§ WHAT THIS TASK INVOLVES:
Carry none of the pictures over; write out the complete data exactly.

§ Dataset records:
• • • • •

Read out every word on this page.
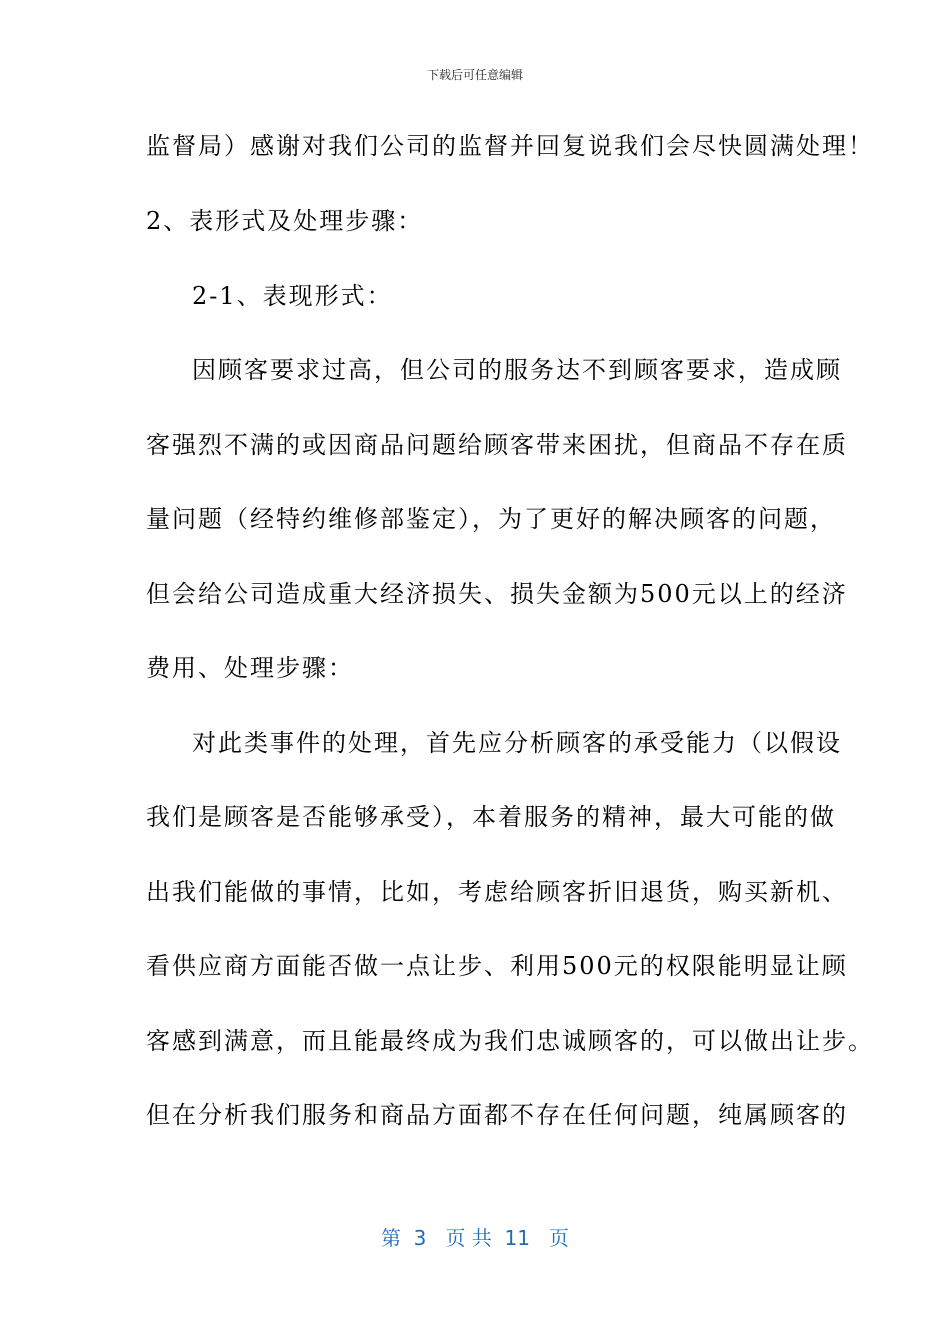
下载后可任意编辑
监督局）感谢对我们公司的监督并回复说我们会尽快圆满处理！
2、表形式及处理步骤：
2-1、表现形式：
因顾客要求过高，但公司的服务达不到顾客要求，造成顾
客强烈不满的或因商品问题给顾客带来困扰，但商品不存在质
量问题（经特约维修部鉴定），为了更好的解决顾客的问题，
但会给公司造成重大经济损失、损失金额为500元以上的经济
费用、处理步骤：
对此类事件的处理，首先应分析顾客的承受能力（以假设
我们是顾客是否能够承受），本着服务的精神，最大可能的做
出我们能做的事情，比如，考虑给顾客折旧退货，购买新机、
看供应商方面能否做一点让步、利用500元的权限能明显让顾
客感到满意，而且能最终成为我们忠诚顾客的，可以做出让步。
但在分析我们服务和商品方面都不存在任何问题，纯属顾客的
第  3   页 共  11   页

• • • • •

§ EXERCISE RESULT:
Read out every word on this page.
下载后可任意编辑
监督局）感谢对我们公司的监督并回复说我们会尽快圆满处理！
2、表形式及处理步骤：
2-1、表现形式：
因顾客要求过高，但公司的服务达不到顾客要求，造成顾
客强烈不满的或因商品问题给顾客带来困扰，但商品不存在质
量问题（经特约维修部鉴定），为了更好的解决顾客的问题，
但会给公司造成重大经济损失、损失金额为500元以上的经济
费用、处理步骤：
对此类事件的处理，首先应分析顾客的承受能力（以假设
我们是顾客是否能够承受），本着服务的精神，最大可能的做
出我们能做的事情，比如，考虑给顾客折旧退货，购买新机、
看供应商方面能否做一点让步、利用500元的权限能明显让顾
客感到满意，而且能最终成为我们忠诚顾客的，可以做出让步。
但在分析我们服务和商品方面都不存在任何问题，纯属顾客的
第  3   页 共  11   页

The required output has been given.